● **Ketentuan Latihan**
a) Jawablah pertanyaan berikut berdasarkan teks tentang trias politica.
(i) Batas kewenangan antara tiga lembaga apa yang disebut dalam teks?
(ii) Trias politica disebut sebagai solusi filosofis terhadap apa?
(iii) Rumusan teknis tentang siapa "duduk" di mana diibaratkan seperti apa?
b) Ringkaslah paragraf dalam teks tentang trias politica yang diawali "Ketika kekuasaan negara dibagi" tanpa menghilangkan fakta utamanya.
c) Teruskan esai tentang trias politica dan DPR mulai dari kalimat sesudah kalimat terakhirnya.

Lakon DPR Dadi Ratu
Oleh: Mohamad Sobary
Ketika kekuasaan negara dibagi ke dalam trias politica, di
dalamnya tidak lagi ada keraguan bagi para pemimpin bangsa, bagi para
penyelenggara negara, bagi politisi maupun para intelektual dan ahli hukum,
terutama hukum tata negara, bahwa trias politica itu bukan hanya merupakan
solusi filosofis terhadap tingkah laku politik penguasa otoriter, melainkan
juga merupakan petunjuk teknis mengenai batas-batas kewenangan antara
legislatif, eksekutif, dan yudikatif .
Dalam rumusan lebih teknis lagi, siapa ”duduk” di mana,
”memikirkan” apa, dan ”mengerjakan” kewajiban kenegaraan macam apa, ibaratnya
seperti kitab suci bagi kaum beriman. Di sana tidak ada lagi pertanyaan karena
segala urusan sudah jelas dan tinggal perkara pelaksanaannya di dalam hidup
sehari-hari.

● **Data yang Disediakan**

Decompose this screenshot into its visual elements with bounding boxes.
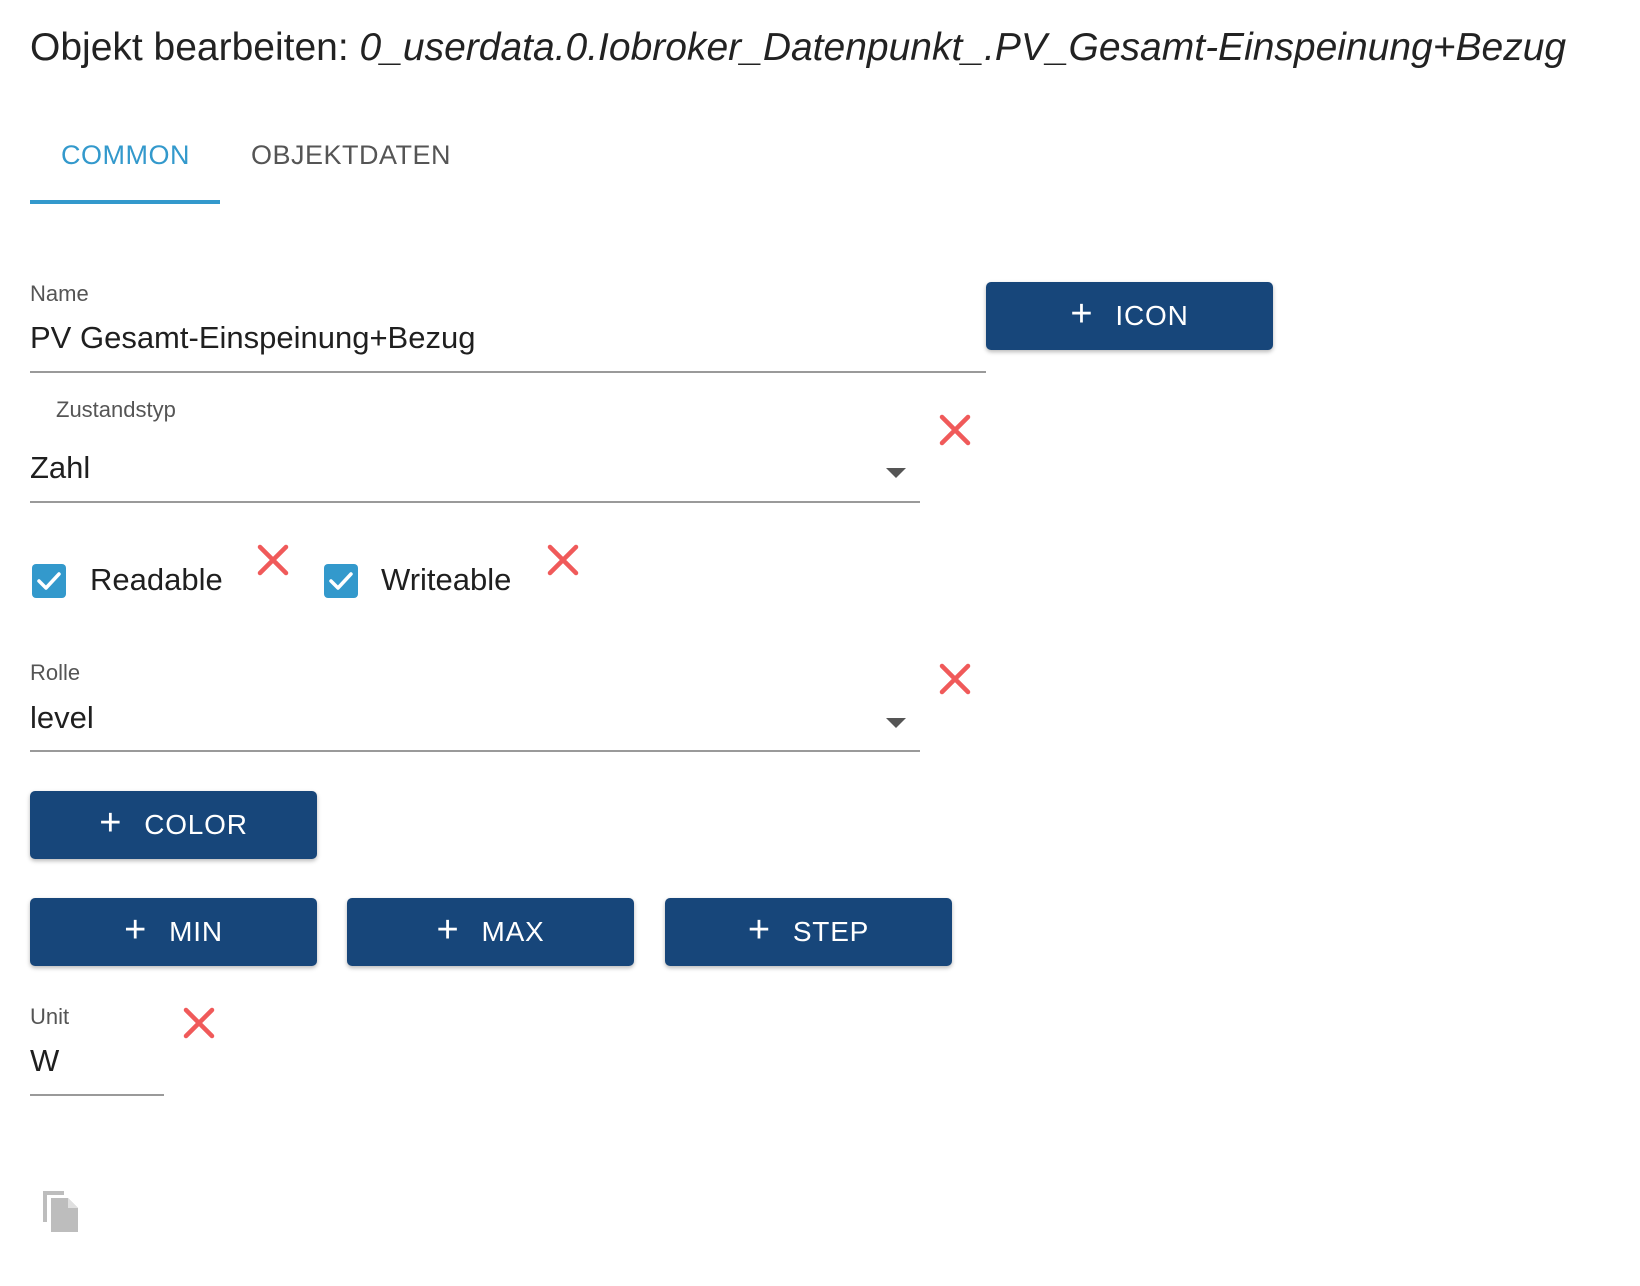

● **Jawaban**
a)
(i) Legislatif, eksekutif, dan yudikatif.
(ii) Tingkah laku politik penguasa otoriter.
(iii) Seperti kitab suci bagi kaum beriman.

b) Setelah kekuasaan negara dibagi ke dalam trias politica, para pemimpin bangsa, penyelenggara negara, politisi, intelektual, dan ahli hukum, terutama ahli hukum tata negara, tidak lagi ragu. Bagi mereka, trias politica bukan hanya solusi filosofis terhadap tingkah laku politik penguasa otoriter. Trias politica juga menjadi petunjuk teknis tentang batas kewenangan legislatif, eksekutif, dan yudikatif.

c)
Dalam tingkat kesadaran filosofis seperti ini, tak perlu dikatakan
bahwa dunia sebenarnya telah mengubur kaum zalimin, raja-raja dan para penguasa
otoriter yang selamanya enggan berbagai kekuasaan dengan siapa pun, kecuali
dengan diri sendiri. Mereka dikutuk nenek moyang kita dengan kemarahan yang
bijak: raja adil raja disembah, raja lalim raja disanggah.
Kita tahu kutukan itu berlaku secara turun-temurun hingga hari
ini. Naluri dan kesadaran kerakyatan kita tajam. Perlawanan kita terhadap
orang-orang zalim juga kuat. Tiap saat mereka kita amati. Tak peduli bahwa
mereka berbaju rohaniwan atau berlagak demokratis.
Kita sudah paham sepaham-pahamnya bahwa tak mungkin ada kaum
otoriter yang bisa berubah mendadak menjadi orang suci seperti para santo dan
wali-wali. Tidak ada pesakitan yang tiba-tiba menjadi orang saleh. Tidak ada
dan tak mungkin ada keanehan seperti itu.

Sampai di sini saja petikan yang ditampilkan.